> **Required task**
Extract the listing below in full, unchanged.

(Recorded data)
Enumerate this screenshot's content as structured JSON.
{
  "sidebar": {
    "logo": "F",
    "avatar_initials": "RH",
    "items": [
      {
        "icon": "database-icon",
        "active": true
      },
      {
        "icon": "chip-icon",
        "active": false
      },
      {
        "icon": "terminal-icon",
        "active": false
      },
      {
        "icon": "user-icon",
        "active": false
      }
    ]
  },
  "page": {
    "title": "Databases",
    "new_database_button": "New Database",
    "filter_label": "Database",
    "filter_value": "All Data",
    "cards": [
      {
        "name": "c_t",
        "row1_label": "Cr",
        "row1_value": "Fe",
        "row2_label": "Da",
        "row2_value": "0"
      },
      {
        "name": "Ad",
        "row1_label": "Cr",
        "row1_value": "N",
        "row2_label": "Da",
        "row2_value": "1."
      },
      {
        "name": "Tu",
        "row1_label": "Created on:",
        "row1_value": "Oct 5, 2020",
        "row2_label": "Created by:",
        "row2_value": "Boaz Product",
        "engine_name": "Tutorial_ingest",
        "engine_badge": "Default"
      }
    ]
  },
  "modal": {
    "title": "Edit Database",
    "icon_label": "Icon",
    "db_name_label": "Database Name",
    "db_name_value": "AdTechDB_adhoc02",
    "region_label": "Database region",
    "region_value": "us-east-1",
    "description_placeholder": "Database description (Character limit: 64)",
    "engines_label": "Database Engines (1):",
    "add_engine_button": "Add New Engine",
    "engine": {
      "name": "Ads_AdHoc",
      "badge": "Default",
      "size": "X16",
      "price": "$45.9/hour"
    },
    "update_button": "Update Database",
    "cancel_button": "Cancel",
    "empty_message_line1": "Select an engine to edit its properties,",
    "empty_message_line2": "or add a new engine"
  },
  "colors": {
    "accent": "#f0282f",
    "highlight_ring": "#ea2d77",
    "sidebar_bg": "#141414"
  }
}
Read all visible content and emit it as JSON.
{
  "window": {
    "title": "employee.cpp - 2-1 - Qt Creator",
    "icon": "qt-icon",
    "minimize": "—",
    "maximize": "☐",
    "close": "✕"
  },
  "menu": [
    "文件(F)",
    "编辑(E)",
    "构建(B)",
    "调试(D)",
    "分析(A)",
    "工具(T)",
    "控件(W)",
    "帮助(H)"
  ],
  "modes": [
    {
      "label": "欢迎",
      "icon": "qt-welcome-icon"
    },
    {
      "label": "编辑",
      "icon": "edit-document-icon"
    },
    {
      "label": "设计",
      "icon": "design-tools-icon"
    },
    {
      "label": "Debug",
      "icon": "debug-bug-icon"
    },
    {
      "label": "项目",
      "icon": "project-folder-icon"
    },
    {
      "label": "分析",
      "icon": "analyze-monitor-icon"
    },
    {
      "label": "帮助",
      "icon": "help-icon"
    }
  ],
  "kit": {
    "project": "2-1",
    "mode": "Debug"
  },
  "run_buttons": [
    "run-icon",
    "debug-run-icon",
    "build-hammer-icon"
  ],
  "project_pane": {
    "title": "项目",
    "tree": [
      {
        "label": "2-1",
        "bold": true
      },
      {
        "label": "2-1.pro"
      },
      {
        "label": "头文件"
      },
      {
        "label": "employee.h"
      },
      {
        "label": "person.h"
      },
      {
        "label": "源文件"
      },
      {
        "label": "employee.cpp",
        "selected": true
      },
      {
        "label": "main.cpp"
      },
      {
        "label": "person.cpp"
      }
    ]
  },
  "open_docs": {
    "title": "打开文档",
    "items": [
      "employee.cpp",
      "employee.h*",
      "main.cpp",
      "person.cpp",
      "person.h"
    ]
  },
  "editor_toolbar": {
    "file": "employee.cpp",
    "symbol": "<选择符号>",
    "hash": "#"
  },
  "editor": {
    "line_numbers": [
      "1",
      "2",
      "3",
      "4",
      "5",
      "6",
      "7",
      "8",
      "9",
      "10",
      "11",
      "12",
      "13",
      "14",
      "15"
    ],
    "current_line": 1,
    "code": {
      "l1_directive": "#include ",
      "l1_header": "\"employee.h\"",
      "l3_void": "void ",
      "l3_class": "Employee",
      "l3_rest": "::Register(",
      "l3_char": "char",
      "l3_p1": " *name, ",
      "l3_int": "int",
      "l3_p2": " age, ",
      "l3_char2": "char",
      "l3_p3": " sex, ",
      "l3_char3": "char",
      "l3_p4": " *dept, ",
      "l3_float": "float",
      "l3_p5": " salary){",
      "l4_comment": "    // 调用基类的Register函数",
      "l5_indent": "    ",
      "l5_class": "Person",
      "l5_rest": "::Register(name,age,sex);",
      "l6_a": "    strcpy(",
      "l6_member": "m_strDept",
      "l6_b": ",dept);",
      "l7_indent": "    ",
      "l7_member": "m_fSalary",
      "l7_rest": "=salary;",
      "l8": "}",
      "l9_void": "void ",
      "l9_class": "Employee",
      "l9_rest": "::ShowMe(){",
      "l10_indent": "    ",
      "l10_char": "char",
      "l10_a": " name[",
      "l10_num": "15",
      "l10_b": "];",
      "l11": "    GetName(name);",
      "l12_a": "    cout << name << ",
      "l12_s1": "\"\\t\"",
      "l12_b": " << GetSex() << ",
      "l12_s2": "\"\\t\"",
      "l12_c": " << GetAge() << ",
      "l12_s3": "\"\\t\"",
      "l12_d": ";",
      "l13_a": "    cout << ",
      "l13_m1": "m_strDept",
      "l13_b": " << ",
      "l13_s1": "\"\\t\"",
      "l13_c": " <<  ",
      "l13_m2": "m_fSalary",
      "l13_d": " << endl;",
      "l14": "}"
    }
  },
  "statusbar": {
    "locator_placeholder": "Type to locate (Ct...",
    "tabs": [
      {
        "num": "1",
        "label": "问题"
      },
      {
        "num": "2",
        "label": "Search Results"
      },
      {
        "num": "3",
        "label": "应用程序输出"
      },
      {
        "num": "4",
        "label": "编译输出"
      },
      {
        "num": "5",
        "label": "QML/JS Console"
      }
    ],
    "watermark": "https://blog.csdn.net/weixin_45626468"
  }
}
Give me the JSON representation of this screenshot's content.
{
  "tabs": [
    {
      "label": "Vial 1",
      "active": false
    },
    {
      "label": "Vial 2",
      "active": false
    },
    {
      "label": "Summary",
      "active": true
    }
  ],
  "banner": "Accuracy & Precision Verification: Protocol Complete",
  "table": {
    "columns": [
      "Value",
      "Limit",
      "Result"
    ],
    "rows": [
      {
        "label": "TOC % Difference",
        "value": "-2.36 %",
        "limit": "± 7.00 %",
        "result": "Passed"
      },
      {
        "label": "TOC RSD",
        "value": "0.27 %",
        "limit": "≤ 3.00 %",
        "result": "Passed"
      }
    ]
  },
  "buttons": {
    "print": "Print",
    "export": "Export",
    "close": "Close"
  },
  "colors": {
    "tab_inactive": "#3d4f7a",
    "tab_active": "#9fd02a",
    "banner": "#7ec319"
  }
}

> **Finished task**
Enumerate this screenshot's content as structured JSON.
{
  "sidebar": {
    "logo": "F",
    "avatar_initials": "RH",
    "items": [
      {
        "icon": "database-icon",
        "active": true
      },
      {
        "icon": "chip-icon",
        "active": false
      },
      {
        "icon": "terminal-icon",
        "active": false
      },
      {
        "icon": "user-icon",
        "active": false
      }
    ]
  },
  "page": {
    "title": "Databases",
    "new_database_button": "New Database",
    "filter_label": "Database",
    "filter_value": "All Data",
    "cards": [
      {
        "name": "c_t",
        "row1_label": "Cr",
        "row1_value": "Fe",
        "row2_label": "Da",
        "row2_value": "0"
      },
      {
        "name": "Ad",
        "row1_label": "Cr",
        "row1_value": "N",
        "row2_label": "Da",
        "row2_value": "1."
      },
      {
        "name": "Tu",
        "row1_label": "Created on:",
        "row1_value": "Oct 5, 2020",
        "row2_label": "Created by:",
        "row2_value": "Boaz Product",
        "engine_name": "Tutorial_ingest",
        "engine_badge": "Default"
      }
    ]
  },
  "modal": {
    "title": "Edit Database",
    "icon_label": "Icon",
    "db_name_label": "Database Name",
    "db_name_value": "AdTechDB_adhoc02",
    "region_label": "Database region",
    "region_value": "us-east-1",
    "description_placeholder": "Database description (Character limit: 64)",
    "engines_label": "Database Engines (1):",
    "add_engine_button": "Add New Engine",
    "engine": {
      "name": "Ads_AdHoc",
      "badge": "Default",
      "size": "X16",
      "price": "$45.9/hour"
    },
    "update_button": "Update Database",
    "cancel_button": "Cancel",
    "empty_message_line1": "Select an engine to edit its properties,",
    "empty_message_line2": "or add a new engine"
  },
  "colors": {
    "accent": "#f0282f",
    "highlight_ring": "#ea2d77",
    "sidebar_bg": "#141414"
  }
}
Read all visible content and emit it as JSON.
{
  "window": {
    "title": "employee.cpp - 2-1 - Qt Creator",
    "icon": "qt-icon",
    "minimize": "—",
    "maximize": "☐",
    "close": "✕"
  },
  "menu": [
    "文件(F)",
    "编辑(E)",
    "构建(B)",
    "调试(D)",
    "分析(A)",
    "工具(T)",
    "控件(W)",
    "帮助(H)"
  ],
  "modes": [
    {
      "label": "欢迎",
      "icon": "qt-welcome-icon"
    },
    {
      "label": "编辑",
      "icon": "edit-document-icon"
    },
    {
      "label": "设计",
      "icon": "design-tools-icon"
    },
    {
      "label": "Debug",
      "icon": "debug-bug-icon"
    },
    {
      "label": "项目",
      "icon": "project-folder-icon"
    },
    {
      "label": "分析",
      "icon": "analyze-monitor-icon"
    },
    {
      "label": "帮助",
      "icon": "help-icon"
    }
  ],
  "kit": {
    "project": "2-1",
    "mode": "Debug"
  },
  "run_buttons": [
    "run-icon",
    "debug-run-icon",
    "build-hammer-icon"
  ],
  "project_pane": {
    "title": "项目",
    "tree": [
      {
        "label": "2-1",
        "bold": true
      },
      {
        "label": "2-1.pro"
      },
      {
        "label": "头文件"
      },
      {
        "label": "employee.h"
      },
      {
        "label": "person.h"
      },
      {
        "label": "源文件"
      },
      {
        "label": "employee.cpp",
        "selected": true
      },
      {
        "label": "main.cpp"
      },
      {
        "label": "person.cpp"
      }
    ]
  },
  "open_docs": {
    "title": "打开文档",
    "items": [
      "employee.cpp",
      "employee.h*",
      "main.cpp",
      "person.cpp",
      "person.h"
    ]
  },
  "editor_toolbar": {
    "file": "employee.cpp",
    "symbol": "<选择符号>",
    "hash": "#"
  },
  "editor": {
    "line_numbers": [
      "1",
      "2",
      "3",
      "4",
      "5",
      "6",
      "7",
      "8",
      "9",
      "10",
      "11",
      "12",
      "13",
      "14",
      "15"
    ],
    "current_line": 1,
    "code": {
      "l1_directive": "#include ",
      "l1_header": "\"employee.h\"",
      "l3_void": "void ",
      "l3_class": "Employee",
      "l3_rest": "::Register(",
      "l3_char": "char",
      "l3_p1": " *name, ",
      "l3_int": "int",
      "l3_p2": " age, ",
      "l3_char2": "char",
      "l3_p3": " sex, ",
      "l3_char3": "char",
      "l3_p4": " *dept, ",
      "l3_float": "float",
      "l3_p5": " salary){",
      "l4_comment": "    // 调用基类的Register函数",
      "l5_indent": "    ",
      "l5_class": "Person",
      "l5_rest": "::Register(name,age,sex);",
      "l6_a": "    strcpy(",
      "l6_member": "m_strDept",
      "l6_b": ",dept);",
      "l7_indent": "    ",
      "l7_member": "m_fSalary",
      "l7_rest": "=salary;",
      "l8": "}",
      "l9_void": "void ",
      "l9_class": "Employee",
      "l9_rest": "::ShowMe(){",
      "l10_indent": "    ",
      "l10_char": "char",
      "l10_a": " name[",
      "l10_num": "15",
      "l10_b": "];",
      "l11": "    GetName(name);",
      "l12_a": "    cout << name << ",
      "l12_s1": "\"\\t\"",
      "l12_b": " << GetSex() << ",
      "l12_s2": "\"\\t\"",
      "l12_c": " << GetAge() << ",
      "l12_s3": "\"\\t\"",
      "l12_d": ";",
      "l13_a": "    cout << ",
      "l13_m1": "m_strDept",
      "l13_b": " << ",
      "l13_s1": "\"\\t\"",
      "l13_c": " <<  ",
      "l13_m2": "m_fSalary",
      "l13_d": " << endl;",
      "l14": "}"
    }
  },
  "statusbar": {
    "locator_placeholder": "Type to locate (Ct...",
    "tabs": [
      {
        "num": "1",
        "label": "问题"
      },
      {
        "num": "2",
        "label": "Search Results"
      },
      {
        "num": "3",
        "label": "应用程序输出"
      },
      {
        "num": "4",
        "label": "编译输出"
      },
      {
        "num": "5",
        "label": "QML/JS Console"
      }
    ],
    "watermark": "https://blog.csdn.net/weixin_45626468"
  }
}
Give me the JSON representation of this screenshot's content.
{
  "tabs": [
    {
      "label": "Vial 1",
      "active": false
    },
    {
      "label": "Vial 2",
      "active": false
    },
    {
      "label": "Summary",
      "active": true
    }
  ],
  "banner": "Accuracy & Precision Verification: Protocol Complete",
  "table": {
    "columns": [
      "Value",
      "Limit",
      "Result"
    ],
    "rows": [
      {
        "label": "TOC % Difference",
        "value": "-2.36 %",
        "limit": "± 7.00 %",
        "result": "Passed"
      },
      {
        "label": "TOC RSD",
        "value": "0.27 %",
        "limit": "≤ 3.00 %",
        "result": "Passed"
      }
    ]
  },
  "buttons": {
    "print": "Print",
    "export": "Export",
    "close": "Close"
  },
  "colors": {
    "tab_inactive": "#3d4f7a",
    "tab_active": "#9fd02a",
    "banner": "#7ec319"
  }
}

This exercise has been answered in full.